(Stored items)
════
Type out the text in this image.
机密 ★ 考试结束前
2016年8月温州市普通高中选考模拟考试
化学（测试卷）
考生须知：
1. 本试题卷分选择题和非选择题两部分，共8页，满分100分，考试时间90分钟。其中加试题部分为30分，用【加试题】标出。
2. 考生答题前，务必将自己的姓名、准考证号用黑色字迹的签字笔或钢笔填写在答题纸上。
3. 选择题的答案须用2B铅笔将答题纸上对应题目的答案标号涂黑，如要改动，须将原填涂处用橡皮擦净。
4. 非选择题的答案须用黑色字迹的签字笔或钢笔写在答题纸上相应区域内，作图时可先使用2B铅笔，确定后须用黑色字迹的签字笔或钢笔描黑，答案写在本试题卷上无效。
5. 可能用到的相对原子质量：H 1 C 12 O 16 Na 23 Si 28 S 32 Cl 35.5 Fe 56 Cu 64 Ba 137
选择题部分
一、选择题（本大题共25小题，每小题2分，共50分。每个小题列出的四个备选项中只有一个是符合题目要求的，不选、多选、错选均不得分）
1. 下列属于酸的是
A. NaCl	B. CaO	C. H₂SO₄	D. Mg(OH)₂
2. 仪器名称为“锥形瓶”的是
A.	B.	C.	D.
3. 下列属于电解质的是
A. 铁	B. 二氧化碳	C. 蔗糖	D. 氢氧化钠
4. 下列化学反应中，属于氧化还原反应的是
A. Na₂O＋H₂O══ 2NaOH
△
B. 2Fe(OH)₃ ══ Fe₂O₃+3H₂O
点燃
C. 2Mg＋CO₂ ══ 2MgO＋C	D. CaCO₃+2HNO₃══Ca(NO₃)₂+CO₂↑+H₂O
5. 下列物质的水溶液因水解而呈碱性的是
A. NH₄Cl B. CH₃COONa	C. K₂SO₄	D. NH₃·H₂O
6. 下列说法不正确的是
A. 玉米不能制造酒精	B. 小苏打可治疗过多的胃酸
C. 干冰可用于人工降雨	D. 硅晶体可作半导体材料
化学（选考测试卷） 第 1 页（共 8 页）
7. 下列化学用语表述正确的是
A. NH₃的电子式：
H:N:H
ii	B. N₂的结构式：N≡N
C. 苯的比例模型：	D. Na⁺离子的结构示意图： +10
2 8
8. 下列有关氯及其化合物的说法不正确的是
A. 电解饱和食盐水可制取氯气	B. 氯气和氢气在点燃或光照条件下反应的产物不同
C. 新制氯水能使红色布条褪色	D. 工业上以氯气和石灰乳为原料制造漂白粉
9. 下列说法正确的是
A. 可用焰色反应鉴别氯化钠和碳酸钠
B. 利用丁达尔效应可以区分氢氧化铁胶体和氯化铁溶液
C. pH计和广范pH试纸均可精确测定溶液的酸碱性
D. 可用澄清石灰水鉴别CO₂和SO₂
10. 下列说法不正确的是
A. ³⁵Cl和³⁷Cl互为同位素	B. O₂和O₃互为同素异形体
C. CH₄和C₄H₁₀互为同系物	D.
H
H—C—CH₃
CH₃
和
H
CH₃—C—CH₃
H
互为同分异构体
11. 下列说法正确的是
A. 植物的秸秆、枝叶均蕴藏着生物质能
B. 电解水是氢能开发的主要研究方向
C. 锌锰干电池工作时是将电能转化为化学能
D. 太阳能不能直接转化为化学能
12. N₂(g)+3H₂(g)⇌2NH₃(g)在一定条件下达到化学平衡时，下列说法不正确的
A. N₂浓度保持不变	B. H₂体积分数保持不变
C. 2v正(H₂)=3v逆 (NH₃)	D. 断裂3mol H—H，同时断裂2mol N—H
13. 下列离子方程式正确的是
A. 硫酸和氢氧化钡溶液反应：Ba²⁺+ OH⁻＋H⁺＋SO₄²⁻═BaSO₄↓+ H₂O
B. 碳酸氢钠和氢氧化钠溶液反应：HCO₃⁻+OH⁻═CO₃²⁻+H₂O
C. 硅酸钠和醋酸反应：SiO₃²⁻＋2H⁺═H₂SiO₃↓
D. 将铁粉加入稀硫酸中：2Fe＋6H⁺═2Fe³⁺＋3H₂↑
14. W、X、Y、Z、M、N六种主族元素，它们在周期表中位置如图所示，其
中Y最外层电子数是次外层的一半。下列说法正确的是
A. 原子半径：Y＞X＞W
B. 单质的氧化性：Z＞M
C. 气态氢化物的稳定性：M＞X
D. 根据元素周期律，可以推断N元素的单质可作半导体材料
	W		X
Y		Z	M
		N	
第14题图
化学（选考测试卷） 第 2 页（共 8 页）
════
→ **What you need to do**: Quote all of the entries verbatim.

→ **Exercise output**:
Type out the text in this image.
机密 ★ 考试结束前
2016年8月温州市普通高中选考模拟考试
化学（测试卷）
考生须知：
1. 本试题卷分选择题和非选择题两部分，共8页，满分100分，考试时间90分钟。其中加试题部分为30分，用【加试题】标出。
2. 考生答题前，务必将自己的姓名、准考证号用黑色字迹的签字笔或钢笔填写在答题纸上。
3. 选择题的答案须用2B铅笔将答题纸上对应题目的答案标号涂黑，如要改动，须将原填涂处用橡皮擦净。
4. 非选择题的答案须用黑色字迹的签字笔或钢笔写在答题纸上相应区域内，作图时可先使用2B铅笔，确定后须用黑色字迹的签字笔或钢笔描黑，答案写在本试题卷上无效。
5. 可能用到的相对原子质量：H 1 C 12 O 16 Na 23 Si 28 S 32 Cl 35.5 Fe 56 Cu 64 Ba 137
选择题部分
一、选择题（本大题共25小题，每小题2分，共50分。每个小题列出的四个备选项中只有一个是符合题目要求的，不选、多选、错选均不得分）
1. 下列属于酸的是
A. NaCl	B. CaO	C. H₂SO₄	D. Mg(OH)₂
2. 仪器名称为“锥形瓶”的是
A.	B.	C.	D.
3. 下列属于电解质的是
A. 铁	B. 二氧化碳	C. 蔗糖	D. 氢氧化钠
4. 下列化学反应中，属于氧化还原反应的是
A. Na₂O＋H₂O══ 2NaOH
△
B. 2Fe(OH)₃ ══ Fe₂O₃+3H₂O
点燃
C. 2Mg＋CO₂ ══ 2MgO＋C	D. CaCO₃+2HNO₃══Ca(NO₃)₂+CO₂↑+H₂O
5. 下列物质的水溶液因水解而呈碱性的是
A. NH₄Cl B. CH₃COONa	C. K₂SO₄	D. NH₃·H₂O
6. 下列说法不正确的是
A. 玉米不能制造酒精	B. 小苏打可治疗过多的胃酸
C. 干冰可用于人工降雨	D. 硅晶体可作半导体材料
化学（选考测试卷） 第 1 页（共 8 页）
7. 下列化学用语表述正确的是
A. NH₃的电子式：
H:N:H
ii	B. N₂的结构式：N≡N
C. 苯的比例模型：	D. Na⁺离子的结构示意图： +10
2 8
8. 下列有关氯及其化合物的说法不正确的是
A. 电解饱和食盐水可制取氯气	B. 氯气和氢气在点燃或光照条件下反应的产物不同
C. 新制氯水能使红色布条褪色	D. 工业上以氯气和石灰乳为原料制造漂白粉
9. 下列说法正确的是
A. 可用焰色反应鉴别氯化钠和碳酸钠
B. 利用丁达尔效应可以区分氢氧化铁胶体和氯化铁溶液
C. pH计和广范pH试纸均可精确测定溶液的酸碱性
D. 可用澄清石灰水鉴别CO₂和SO₂
10. 下列说法不正确的是
A. ³⁵Cl和³⁷Cl互为同位素	B. O₂和O₃互为同素异形体
C. CH₄和C₄H₁₀互为同系物	D.
H
H—C—CH₃
CH₃
和
H
CH₃—C—CH₃
H
互为同分异构体
11. 下列说法正确的是
A. 植物的秸秆、枝叶均蕴藏着生物质能
B. 电解水是氢能开发的主要研究方向
C. 锌锰干电池工作时是将电能转化为化学能
D. 太阳能不能直接转化为化学能
12. N₂(g)+3H₂(g)⇌2NH₃(g)在一定条件下达到化学平衡时，下列说法不正确的
A. N₂浓度保持不变	B. H₂体积分数保持不变
C. 2v正(H₂)=3v逆 (NH₃)	D. 断裂3mol H—H，同时断裂2mol N—H
13. 下列离子方程式正确的是
A. 硫酸和氢氧化钡溶液反应：Ba²⁺+ OH⁻＋H⁺＋SO₄²⁻═BaSO₄↓+ H₂O
B. 碳酸氢钠和氢氧化钠溶液反应：HCO₃⁻+OH⁻═CO₃²⁻+H₂O
C. 硅酸钠和醋酸反应：SiO₃²⁻＋2H⁺═H₂SiO₃↓
D. 将铁粉加入稀硫酸中：2Fe＋6H⁺═2Fe³⁺＋3H₂↑
14. W、X、Y、Z、M、N六种主族元素，它们在周期表中位置如图所示，其
中Y最外层电子数是次外层的一半。下列说法正确的是
A. 原子半径：Y＞X＞W
B. 单质的氧化性：Z＞M
C. 气态氢化物的稳定性：M＞X
D. 根据元素周期律，可以推断N元素的单质可作半导体材料
	W		X
Y		Z	M
		N	
第14题图
化学（选考测试卷） 第 2 页（共 8 页）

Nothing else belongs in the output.